Alligators, bears, sheep, and now a snake. The 'burbs are being overrun.
On Tuesday evening about 6:20 p.m., a Delaware County homeowner returned and found a seven-foot reptile lounging on the driveway.
And not just any snake -- this was a Brazilian water snake, also known as a false water cobra.
When the snake reared up, the homeowner called 911, said Springfield Police Chief Joe Daly.
"This was not a garter snake," Daly said. It reminded him of a boa, he said.
The responding officer called for reinforcements and stood guard.
"We don't have an on-call mongoose," Daly said, referring to that mammal's penchant for fighting and killing cobras.
Police immediately set about trying to find someone to help with the snake -- which was not happy, according to Daly. They tried the SPCA, the county and the Philadelphia Zoo to no avail.
"The snake was in a defense mode," Daly said. "If it tried to get away, they would have destroyed it. We did not know what it was."
Daly theorized the snake escaped from its home and was attracted to the warm macadam on the driveway.
It was a child on a passing school bus who told them to call David Fitzpatrick, who owns snakes, who led them to Matt Hampel, a snake hobbyist.

Objective A: Copy the listing again verbatim, from its first line through the line with "volume-bar (1274, 540, 1279, 603)", that line included.
The snake article and the listing have no connection to each other.

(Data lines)
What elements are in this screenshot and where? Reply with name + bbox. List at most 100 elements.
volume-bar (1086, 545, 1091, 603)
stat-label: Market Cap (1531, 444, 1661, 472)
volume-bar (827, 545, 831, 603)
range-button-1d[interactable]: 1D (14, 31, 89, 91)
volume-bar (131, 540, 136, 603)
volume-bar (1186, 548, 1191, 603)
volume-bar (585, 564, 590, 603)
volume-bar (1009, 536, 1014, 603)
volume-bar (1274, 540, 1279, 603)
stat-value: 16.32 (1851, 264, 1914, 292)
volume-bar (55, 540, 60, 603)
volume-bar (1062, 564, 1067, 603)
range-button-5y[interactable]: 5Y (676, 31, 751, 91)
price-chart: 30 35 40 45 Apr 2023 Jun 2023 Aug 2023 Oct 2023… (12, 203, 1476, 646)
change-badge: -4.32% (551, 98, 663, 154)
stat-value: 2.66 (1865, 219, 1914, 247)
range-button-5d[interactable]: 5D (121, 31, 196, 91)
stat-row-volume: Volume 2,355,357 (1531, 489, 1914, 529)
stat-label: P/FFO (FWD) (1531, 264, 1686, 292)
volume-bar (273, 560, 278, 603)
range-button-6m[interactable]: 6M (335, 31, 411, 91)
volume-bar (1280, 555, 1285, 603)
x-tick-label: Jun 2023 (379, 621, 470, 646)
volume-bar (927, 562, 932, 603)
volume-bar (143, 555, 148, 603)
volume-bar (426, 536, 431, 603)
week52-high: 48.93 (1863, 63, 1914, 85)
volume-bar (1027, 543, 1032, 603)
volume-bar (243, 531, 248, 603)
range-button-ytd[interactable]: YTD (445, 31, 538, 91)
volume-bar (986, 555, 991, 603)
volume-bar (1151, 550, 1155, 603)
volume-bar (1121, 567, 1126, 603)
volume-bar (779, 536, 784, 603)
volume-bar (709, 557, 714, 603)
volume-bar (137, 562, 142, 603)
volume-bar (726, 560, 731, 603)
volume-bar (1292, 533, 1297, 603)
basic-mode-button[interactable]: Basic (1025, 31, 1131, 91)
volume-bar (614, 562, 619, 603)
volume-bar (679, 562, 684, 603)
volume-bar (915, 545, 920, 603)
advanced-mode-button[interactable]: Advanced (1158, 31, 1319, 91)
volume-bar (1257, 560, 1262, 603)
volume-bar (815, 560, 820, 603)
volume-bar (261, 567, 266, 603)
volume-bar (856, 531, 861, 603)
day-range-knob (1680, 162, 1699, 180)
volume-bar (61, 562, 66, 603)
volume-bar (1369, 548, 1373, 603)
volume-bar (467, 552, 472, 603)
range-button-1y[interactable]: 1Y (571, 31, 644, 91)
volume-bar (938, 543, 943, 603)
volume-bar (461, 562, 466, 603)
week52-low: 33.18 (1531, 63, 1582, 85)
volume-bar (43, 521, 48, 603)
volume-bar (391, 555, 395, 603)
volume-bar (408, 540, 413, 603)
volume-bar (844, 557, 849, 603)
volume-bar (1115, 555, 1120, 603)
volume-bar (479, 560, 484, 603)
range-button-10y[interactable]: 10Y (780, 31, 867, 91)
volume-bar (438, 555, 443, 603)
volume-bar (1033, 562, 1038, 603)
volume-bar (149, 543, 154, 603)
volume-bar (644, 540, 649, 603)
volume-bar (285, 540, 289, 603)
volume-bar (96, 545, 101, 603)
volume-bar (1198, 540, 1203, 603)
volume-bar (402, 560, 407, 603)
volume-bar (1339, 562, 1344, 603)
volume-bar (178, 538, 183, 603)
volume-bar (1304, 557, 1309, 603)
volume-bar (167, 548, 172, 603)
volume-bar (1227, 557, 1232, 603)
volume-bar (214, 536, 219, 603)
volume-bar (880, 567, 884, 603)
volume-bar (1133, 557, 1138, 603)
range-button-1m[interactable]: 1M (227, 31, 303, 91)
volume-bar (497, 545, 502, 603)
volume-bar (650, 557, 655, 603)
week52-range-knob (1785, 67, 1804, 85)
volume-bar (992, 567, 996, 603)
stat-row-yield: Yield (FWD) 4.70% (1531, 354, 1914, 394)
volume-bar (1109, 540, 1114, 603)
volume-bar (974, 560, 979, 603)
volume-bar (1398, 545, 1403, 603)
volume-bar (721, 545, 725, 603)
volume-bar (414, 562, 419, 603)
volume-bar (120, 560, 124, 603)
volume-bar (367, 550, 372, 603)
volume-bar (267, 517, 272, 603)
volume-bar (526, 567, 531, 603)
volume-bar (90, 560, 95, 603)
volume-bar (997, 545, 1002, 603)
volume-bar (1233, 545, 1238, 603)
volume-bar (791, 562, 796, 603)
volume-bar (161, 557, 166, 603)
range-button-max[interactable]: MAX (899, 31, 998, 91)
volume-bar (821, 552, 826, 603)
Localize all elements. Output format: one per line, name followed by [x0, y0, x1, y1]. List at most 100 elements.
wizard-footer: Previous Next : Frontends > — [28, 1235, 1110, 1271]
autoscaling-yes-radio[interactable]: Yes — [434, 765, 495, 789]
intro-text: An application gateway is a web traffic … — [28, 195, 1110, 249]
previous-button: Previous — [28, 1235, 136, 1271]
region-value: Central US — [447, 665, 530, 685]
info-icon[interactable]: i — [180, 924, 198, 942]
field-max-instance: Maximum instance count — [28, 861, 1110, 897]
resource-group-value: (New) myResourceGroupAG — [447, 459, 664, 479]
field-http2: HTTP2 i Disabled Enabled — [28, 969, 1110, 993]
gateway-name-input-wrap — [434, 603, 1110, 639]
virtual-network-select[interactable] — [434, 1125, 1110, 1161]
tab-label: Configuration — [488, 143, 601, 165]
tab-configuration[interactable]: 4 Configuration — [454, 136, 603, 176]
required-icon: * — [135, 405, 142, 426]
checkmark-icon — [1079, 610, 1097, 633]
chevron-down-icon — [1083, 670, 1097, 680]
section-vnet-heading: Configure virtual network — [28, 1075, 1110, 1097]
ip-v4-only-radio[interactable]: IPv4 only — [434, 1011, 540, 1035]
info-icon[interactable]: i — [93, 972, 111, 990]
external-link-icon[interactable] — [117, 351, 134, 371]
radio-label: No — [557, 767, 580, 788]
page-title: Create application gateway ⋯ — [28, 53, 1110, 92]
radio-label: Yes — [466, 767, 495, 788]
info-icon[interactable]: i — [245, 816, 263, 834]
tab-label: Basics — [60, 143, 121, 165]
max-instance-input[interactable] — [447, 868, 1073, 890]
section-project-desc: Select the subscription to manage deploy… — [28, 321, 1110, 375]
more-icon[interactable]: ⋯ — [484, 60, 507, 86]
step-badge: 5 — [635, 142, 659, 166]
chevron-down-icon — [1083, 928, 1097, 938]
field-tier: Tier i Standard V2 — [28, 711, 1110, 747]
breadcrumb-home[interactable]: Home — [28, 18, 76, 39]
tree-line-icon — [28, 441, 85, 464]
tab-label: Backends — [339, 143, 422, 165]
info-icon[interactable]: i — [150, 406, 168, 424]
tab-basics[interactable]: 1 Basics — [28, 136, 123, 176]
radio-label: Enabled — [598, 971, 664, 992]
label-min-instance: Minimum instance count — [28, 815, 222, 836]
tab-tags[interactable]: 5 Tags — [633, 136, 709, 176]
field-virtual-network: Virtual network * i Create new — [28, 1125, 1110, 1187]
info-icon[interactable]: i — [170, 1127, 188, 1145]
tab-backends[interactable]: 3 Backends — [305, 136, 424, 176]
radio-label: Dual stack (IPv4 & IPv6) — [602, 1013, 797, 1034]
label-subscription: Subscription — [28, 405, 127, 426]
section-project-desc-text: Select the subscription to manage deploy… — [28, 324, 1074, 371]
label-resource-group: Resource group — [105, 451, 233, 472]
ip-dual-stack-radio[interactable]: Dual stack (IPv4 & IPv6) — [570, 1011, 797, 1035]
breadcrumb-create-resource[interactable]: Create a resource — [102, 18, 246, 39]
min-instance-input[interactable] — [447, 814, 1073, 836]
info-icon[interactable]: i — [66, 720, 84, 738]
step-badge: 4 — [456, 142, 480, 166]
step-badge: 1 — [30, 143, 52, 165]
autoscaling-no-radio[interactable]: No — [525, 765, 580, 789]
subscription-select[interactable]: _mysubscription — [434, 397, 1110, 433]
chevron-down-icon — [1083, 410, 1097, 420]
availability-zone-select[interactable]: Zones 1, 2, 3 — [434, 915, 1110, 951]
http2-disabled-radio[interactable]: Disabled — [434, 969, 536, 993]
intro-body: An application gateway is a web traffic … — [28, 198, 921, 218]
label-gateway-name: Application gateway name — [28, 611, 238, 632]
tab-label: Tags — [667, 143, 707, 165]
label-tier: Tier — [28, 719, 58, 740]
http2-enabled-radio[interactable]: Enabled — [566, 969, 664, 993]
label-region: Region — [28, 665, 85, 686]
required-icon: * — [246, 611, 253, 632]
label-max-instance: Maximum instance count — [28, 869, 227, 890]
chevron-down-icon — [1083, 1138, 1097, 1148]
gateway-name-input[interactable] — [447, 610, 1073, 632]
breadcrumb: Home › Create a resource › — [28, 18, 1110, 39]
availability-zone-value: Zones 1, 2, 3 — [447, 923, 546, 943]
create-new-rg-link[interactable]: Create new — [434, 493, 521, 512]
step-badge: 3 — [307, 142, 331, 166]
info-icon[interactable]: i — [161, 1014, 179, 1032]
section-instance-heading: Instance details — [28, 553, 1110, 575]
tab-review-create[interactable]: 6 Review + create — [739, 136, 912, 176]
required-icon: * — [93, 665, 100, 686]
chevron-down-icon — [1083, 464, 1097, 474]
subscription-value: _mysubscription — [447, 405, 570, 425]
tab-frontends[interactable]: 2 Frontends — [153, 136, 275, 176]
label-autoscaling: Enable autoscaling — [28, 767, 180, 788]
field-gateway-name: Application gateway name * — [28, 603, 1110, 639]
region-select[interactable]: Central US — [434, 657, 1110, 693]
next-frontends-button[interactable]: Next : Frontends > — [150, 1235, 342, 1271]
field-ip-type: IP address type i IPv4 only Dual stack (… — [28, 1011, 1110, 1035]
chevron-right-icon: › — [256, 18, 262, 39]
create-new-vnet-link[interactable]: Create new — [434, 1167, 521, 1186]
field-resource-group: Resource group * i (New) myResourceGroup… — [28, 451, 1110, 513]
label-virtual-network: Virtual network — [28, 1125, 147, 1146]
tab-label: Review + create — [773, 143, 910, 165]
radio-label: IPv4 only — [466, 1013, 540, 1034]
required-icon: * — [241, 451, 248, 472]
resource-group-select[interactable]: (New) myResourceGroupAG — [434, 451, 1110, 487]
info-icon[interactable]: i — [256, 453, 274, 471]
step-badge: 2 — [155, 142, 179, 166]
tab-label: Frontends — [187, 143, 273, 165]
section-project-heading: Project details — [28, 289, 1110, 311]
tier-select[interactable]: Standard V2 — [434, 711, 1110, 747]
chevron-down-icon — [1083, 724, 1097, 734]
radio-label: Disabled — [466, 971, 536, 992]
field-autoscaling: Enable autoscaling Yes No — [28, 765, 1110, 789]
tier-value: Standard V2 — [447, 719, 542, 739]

Objective B: Carry on the article about the snake on the driveway from the point where it stops.

Written reply A:
What elements are in this screenshot and where? Reply with name + bbox. List at most 100 elements.
volume-bar (1086, 545, 1091, 603)
stat-label: Market Cap (1531, 444, 1661, 472)
volume-bar (827, 545, 831, 603)
range-button-1d[interactable]: 1D (14, 31, 89, 91)
volume-bar (131, 540, 136, 603)
volume-bar (1186, 548, 1191, 603)
volume-bar (585, 564, 590, 603)
volume-bar (1009, 536, 1014, 603)
volume-bar (1274, 540, 1279, 603)

Written reply B:
"This was a captive snake kept by somebody who is most likely sorely missing their animal," Hampel said on Wednesday. By the time he arrived on scene, the snake had calmed down and Fitzpatrick had been able to put the snake in a garbage can, he said.
Hampel, who keeps 15 reptiles in enclosures in his bedroom, said the snake was about four years old and weighed about seven pounds. It is in good condition and fairly healthy. It is now resting, he said.
While the Brazilian water snake is venomous, for most people a bite will result in swelling and itchiness, he said. It feeds on fish and small mammals, Hampel said.
"These snakes are known as intelligent and inquisitive," he said."People who work with them can't say enough about how great they are as animals."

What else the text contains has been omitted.